Find the lines with "Feeding" in them and copy them out.

(Part of a data file)
--- Begin ---

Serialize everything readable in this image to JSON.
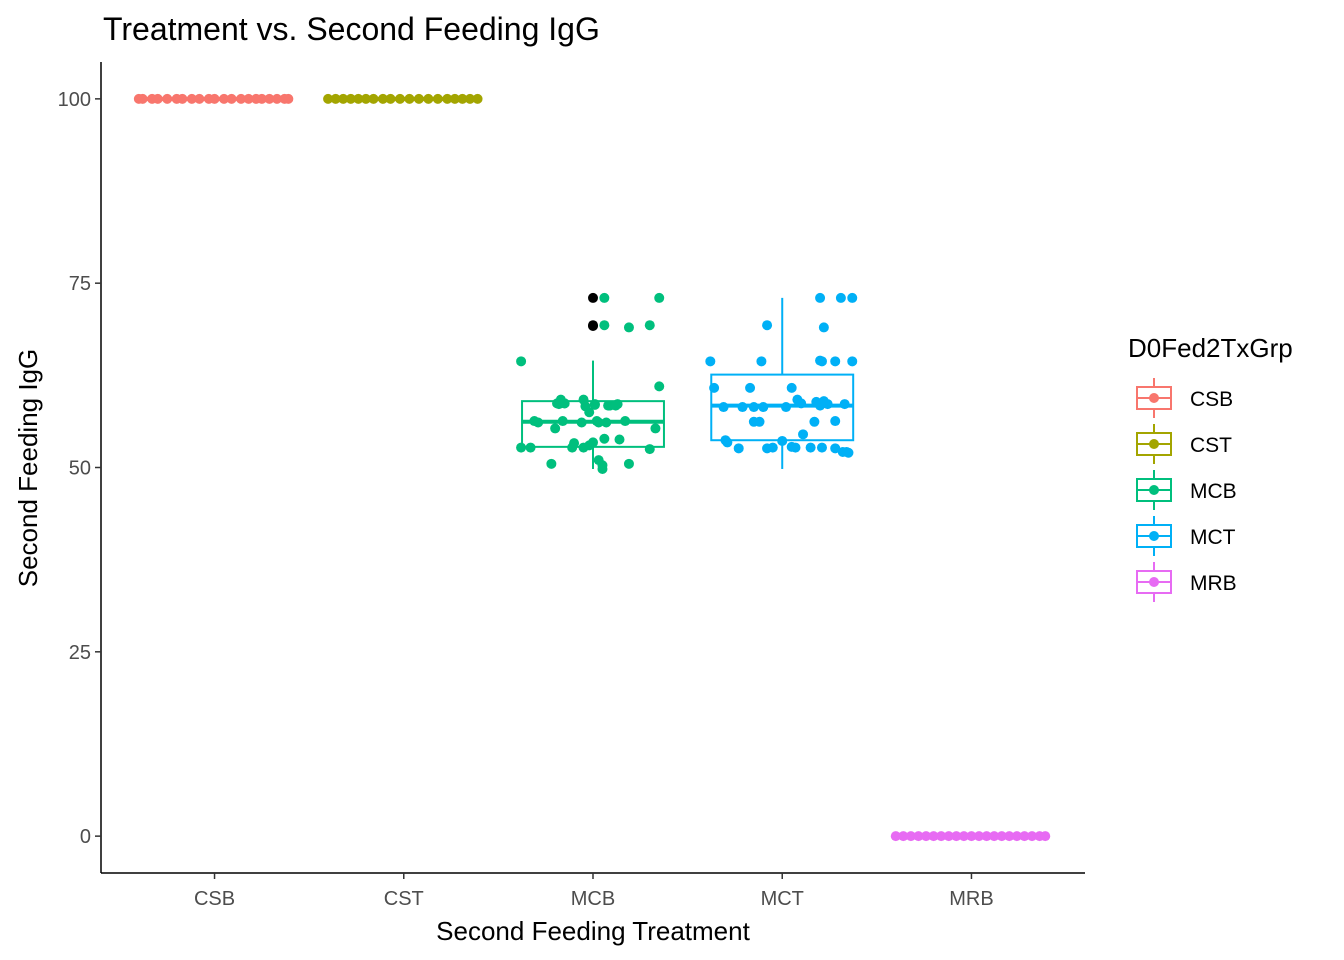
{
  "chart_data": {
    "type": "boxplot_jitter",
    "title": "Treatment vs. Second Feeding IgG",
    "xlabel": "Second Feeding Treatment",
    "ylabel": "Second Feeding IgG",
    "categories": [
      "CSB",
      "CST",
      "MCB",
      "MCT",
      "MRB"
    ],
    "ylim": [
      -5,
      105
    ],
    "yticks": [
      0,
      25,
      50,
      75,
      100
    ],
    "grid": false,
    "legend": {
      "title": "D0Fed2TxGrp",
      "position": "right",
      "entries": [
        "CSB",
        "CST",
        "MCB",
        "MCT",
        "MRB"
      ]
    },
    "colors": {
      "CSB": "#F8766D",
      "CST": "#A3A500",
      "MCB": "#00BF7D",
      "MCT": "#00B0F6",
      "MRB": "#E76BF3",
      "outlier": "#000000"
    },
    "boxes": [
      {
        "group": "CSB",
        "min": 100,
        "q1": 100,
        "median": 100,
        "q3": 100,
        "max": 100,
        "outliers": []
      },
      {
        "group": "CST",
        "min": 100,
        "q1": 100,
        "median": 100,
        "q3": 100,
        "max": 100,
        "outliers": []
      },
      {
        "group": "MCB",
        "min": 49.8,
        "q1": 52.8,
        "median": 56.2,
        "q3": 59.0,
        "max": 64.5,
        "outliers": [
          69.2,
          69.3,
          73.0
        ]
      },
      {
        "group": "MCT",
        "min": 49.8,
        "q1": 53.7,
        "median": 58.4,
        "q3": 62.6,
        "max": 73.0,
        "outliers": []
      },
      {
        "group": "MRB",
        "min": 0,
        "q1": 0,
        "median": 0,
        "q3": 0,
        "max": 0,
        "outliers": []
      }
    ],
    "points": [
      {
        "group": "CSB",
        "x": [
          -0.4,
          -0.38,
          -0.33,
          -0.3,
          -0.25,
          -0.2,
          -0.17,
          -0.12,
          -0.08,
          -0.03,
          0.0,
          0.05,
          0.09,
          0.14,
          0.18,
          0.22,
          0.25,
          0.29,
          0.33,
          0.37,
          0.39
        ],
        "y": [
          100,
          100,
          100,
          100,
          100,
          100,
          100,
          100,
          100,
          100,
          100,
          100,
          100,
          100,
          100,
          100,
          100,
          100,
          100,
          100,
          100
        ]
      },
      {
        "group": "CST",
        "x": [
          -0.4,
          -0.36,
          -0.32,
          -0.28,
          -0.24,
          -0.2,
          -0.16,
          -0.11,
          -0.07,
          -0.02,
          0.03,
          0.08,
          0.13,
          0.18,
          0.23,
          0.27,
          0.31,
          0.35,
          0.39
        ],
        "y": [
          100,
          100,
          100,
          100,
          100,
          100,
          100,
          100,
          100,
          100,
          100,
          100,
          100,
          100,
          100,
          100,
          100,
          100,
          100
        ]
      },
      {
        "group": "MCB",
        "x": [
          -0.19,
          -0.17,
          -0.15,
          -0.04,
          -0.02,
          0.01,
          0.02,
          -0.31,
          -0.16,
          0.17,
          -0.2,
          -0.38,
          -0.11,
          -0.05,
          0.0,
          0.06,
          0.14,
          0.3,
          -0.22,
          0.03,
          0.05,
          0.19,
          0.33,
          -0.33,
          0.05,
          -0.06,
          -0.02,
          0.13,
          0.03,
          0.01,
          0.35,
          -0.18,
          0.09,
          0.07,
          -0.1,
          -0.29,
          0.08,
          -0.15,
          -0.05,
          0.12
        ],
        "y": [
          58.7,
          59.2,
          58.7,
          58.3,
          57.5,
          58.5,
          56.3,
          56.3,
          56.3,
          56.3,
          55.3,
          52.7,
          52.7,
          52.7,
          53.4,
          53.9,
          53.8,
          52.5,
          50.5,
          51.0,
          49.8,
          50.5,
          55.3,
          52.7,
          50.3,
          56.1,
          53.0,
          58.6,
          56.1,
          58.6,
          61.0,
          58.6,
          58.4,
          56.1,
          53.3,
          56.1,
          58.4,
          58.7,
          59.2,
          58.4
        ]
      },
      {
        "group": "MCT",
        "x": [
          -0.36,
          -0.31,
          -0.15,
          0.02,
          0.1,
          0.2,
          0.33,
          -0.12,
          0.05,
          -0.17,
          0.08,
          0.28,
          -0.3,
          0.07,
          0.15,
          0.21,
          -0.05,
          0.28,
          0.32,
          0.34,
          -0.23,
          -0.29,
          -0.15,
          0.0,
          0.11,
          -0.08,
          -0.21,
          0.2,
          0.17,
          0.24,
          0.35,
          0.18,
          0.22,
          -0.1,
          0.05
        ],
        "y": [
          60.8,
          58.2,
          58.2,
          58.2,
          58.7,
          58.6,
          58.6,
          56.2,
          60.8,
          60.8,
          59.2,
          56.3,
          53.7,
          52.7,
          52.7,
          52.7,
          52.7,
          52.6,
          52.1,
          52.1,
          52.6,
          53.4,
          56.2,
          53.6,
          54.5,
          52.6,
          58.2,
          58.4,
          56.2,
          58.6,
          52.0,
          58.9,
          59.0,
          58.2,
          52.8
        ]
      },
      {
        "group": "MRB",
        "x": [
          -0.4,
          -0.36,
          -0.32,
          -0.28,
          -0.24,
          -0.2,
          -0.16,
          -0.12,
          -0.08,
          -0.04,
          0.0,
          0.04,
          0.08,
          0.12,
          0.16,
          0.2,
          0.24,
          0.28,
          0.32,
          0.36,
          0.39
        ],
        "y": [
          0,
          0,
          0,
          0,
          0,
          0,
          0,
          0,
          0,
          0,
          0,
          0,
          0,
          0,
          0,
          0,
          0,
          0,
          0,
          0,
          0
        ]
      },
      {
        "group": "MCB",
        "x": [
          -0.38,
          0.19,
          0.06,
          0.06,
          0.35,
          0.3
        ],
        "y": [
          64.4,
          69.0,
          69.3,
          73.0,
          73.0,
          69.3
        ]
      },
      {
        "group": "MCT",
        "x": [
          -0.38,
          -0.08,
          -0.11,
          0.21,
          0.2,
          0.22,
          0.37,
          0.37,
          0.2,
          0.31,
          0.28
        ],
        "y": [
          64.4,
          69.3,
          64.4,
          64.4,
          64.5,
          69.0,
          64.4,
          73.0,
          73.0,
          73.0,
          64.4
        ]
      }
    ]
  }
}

--- End ---

▶ **Answer to the exercise**:
    "title": "Treatment vs. Second Feeding IgG",
    "xlabel": "Second Feeding Treatment",
    "ylabel": "Second Feeding IgG",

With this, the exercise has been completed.